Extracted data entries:

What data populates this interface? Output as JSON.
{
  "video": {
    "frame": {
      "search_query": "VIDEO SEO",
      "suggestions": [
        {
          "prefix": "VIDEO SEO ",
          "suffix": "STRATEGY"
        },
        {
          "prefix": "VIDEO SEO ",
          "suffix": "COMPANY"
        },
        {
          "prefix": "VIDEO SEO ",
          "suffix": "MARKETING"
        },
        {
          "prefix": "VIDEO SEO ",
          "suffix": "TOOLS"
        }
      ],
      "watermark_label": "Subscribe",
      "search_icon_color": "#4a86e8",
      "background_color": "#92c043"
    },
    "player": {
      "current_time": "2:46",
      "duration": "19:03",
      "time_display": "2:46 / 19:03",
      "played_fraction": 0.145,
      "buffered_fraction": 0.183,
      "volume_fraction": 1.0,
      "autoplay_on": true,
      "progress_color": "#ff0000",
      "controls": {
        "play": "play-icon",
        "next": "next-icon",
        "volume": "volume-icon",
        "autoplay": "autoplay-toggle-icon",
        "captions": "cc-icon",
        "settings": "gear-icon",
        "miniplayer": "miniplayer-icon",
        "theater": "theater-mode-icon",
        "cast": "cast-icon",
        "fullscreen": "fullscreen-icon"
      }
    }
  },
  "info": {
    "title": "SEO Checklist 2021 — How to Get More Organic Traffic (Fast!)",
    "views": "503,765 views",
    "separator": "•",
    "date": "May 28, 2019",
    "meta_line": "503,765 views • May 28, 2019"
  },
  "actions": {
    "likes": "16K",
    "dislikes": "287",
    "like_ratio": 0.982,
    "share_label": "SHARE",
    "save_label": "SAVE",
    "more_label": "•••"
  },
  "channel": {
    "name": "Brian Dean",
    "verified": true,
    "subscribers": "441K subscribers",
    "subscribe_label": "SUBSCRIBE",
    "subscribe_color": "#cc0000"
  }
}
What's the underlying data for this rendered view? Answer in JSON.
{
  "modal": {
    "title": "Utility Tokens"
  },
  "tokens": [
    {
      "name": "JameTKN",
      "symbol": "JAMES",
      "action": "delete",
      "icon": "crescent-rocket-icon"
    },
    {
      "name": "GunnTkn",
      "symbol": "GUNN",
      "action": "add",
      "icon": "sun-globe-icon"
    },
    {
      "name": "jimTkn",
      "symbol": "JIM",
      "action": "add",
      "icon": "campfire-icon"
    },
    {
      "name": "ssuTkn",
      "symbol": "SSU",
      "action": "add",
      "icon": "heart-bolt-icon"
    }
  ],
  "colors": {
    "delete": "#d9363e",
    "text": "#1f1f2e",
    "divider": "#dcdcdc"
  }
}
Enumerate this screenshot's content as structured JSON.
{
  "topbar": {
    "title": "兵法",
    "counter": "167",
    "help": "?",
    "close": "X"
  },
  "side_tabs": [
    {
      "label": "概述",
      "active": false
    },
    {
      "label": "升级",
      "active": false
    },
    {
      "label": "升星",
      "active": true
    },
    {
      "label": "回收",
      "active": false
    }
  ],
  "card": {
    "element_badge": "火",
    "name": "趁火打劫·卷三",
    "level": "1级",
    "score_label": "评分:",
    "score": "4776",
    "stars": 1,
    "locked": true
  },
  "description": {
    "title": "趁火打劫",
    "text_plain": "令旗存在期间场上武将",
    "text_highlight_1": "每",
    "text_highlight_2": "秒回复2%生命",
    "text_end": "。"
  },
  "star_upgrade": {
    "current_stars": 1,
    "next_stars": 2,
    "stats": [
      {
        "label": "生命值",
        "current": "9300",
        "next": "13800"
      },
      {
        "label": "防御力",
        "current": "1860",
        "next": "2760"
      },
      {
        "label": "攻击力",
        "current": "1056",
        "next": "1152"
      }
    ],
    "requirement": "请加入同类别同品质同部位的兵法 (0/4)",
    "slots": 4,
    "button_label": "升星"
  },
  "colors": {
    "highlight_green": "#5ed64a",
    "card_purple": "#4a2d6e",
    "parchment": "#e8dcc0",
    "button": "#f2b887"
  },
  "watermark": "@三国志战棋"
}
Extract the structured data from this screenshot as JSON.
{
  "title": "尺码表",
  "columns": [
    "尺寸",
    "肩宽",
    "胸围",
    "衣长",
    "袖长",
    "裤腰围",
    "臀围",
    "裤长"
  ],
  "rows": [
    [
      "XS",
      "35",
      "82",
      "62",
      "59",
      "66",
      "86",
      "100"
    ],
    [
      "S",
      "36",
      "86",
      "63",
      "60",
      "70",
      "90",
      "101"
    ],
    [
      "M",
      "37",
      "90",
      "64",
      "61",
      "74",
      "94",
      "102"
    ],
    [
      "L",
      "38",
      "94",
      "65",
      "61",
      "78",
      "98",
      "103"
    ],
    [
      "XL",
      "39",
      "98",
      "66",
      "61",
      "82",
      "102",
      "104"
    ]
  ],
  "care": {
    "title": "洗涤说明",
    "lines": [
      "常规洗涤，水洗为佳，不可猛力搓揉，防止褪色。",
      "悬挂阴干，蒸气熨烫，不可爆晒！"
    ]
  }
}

What is asked: Give the listing again, word for word.

Solution below:
What data populates this interface? Output as JSON.
{
  "video": {
    "frame": {
      "search_query": "VIDEO SEO",
      "suggestions": [
        {
          "prefix": "VIDEO SEO ",
          "suffix": "STRATEGY"
        },
        {
          "prefix": "VIDEO SEO ",
          "suffix": "COMPANY"
        },
        {
          "prefix": "VIDEO SEO ",
          "suffix": "MARKETING"
        },
        {
          "prefix": "VIDEO SEO ",
          "suffix": "TOOLS"
        }
      ],
      "watermark_label": "Subscribe",
      "search_icon_color": "#4a86e8",
      "background_color": "#92c043"
    },
    "player": {
      "current_time": "2:46",
      "duration": "19:03",
      "time_display": "2:46 / 19:03",
      "played_fraction": 0.145,
      "buffered_fraction": 0.183,
      "volume_fraction": 1.0,
      "autoplay_on": true,
      "progress_color": "#ff0000",
      "controls": {
        "play": "play-icon",
        "next": "next-icon",
        "volume": "volume-icon",
        "autoplay": "autoplay-toggle-icon",
        "captions": "cc-icon",
        "settings": "gear-icon",
        "miniplayer": "miniplayer-icon",
        "theater": "theater-mode-icon",
        "cast": "cast-icon",
        "fullscreen": "fullscreen-icon"
      }
    }
  },
  "info": {
    "title": "SEO Checklist 2021 — How to Get More Organic Traffic (Fast!)",
    "views": "503,765 views",
    "separator": "•",
    "date": "May 28, 2019",
    "meta_line": "503,765 views • May 28, 2019"
  },
  "actions": {
    "likes": "16K",
    "dislikes": "287",
    "like_ratio": 0.982,
    "share_label": "SHARE",
    "save_label": "SAVE",
    "more_label": "•••"
  },
  "channel": {
    "name": "Brian Dean",
    "verified": true,
    "subscribers": "441K subscribers",
    "subscribe_label": "SUBSCRIBE",
    "subscribe_color": "#cc0000"
  }
}
What's the underlying data for this rendered view? Answer in JSON.
{
  "modal": {
    "title": "Utility Tokens"
  },
  "tokens": [
    {
      "name": "JameTKN",
      "symbol": "JAMES",
      "action": "delete",
      "icon": "crescent-rocket-icon"
    },
    {
      "name": "GunnTkn",
      "symbol": "GUNN",
      "action": "add",
      "icon": "sun-globe-icon"
    },
    {
      "name": "jimTkn",
      "symbol": "JIM",
      "action": "add",
      "icon": "campfire-icon"
    },
    {
      "name": "ssuTkn",
      "symbol": "SSU",
      "action": "add",
      "icon": "heart-bolt-icon"
    }
  ],
  "colors": {
    "delete": "#d9363e",
    "text": "#1f1f2e",
    "divider": "#dcdcdc"
  }
}
Enumerate this screenshot's content as structured JSON.
{
  "topbar": {
    "title": "兵法",
    "counter": "167",
    "help": "?",
    "close": "X"
  },
  "side_tabs": [
    {
      "label": "概述",
      "active": false
    },
    {
      "label": "升级",
      "active": false
    },
    {
      "label": "升星",
      "active": true
    },
    {
      "label": "回收",
      "active": false
    }
  ],
  "card": {
    "element_badge": "火",
    "name": "趁火打劫·卷三",
    "level": "1级",
    "score_label": "评分:",
    "score": "4776",
    "stars": 1,
    "locked": true
  },
  "description": {
    "title": "趁火打劫",
    "text_plain": "令旗存在期间场上武将",
    "text_highlight_1": "每",
    "text_highlight_2": "秒回复2%生命",
    "text_end": "。"
  },
  "star_upgrade": {
    "current_stars": 1,
    "next_stars": 2,
    "stats": [
      {
        "label": "生命值",
        "current": "9300",
        "next": "13800"
      },
      {
        "label": "防御力",
        "current": "1860",
        "next": "2760"
      },
      {
        "label": "攻击力",
        "current": "1056",
        "next": "1152"
      }
    ],
    "requirement": "请加入同类别同品质同部位的兵法 (0/4)",
    "slots": 4,
    "button_label": "升星"
  },
  "colors": {
    "highlight_green": "#5ed64a",
    "card_purple": "#4a2d6e",
    "parchment": "#e8dcc0",
    "button": "#f2b887"
  },
  "watermark": "@三国志战棋"
}
Extract the structured data from this screenshot as JSON.
{
  "title": "尺码表",
  "columns": [
    "尺寸",
    "肩宽",
    "胸围",
    "衣长",
    "袖长",
    "裤腰围",
    "臀围",
    "裤长"
  ],
  "rows": [
    [
      "XS",
      "35",
      "82",
      "62",
      "59",
      "66",
      "86",
      "100"
    ],
    [
      "S",
      "36",
      "86",
      "63",
      "60",
      "70",
      "90",
      "101"
    ],
    [
      "M",
      "37",
      "90",
      "64",
      "61",
      "74",
      "94",
      "102"
    ],
    [
      "L",
      "38",
      "94",
      "65",
      "61",
      "78",
      "98",
      "103"
    ],
    [
      "XL",
      "39",
      "98",
      "66",
      "61",
      "82",
      "102",
      "104"
    ]
  ],
  "care": {
    "title": "洗涤说明",
    "lines": [
      "常规洗涤，水洗为佳，不可猛力搓揉，防止褪色。",
      "悬挂阴干，蒸气熨烫，不可爆晒！"
    ]
  }
}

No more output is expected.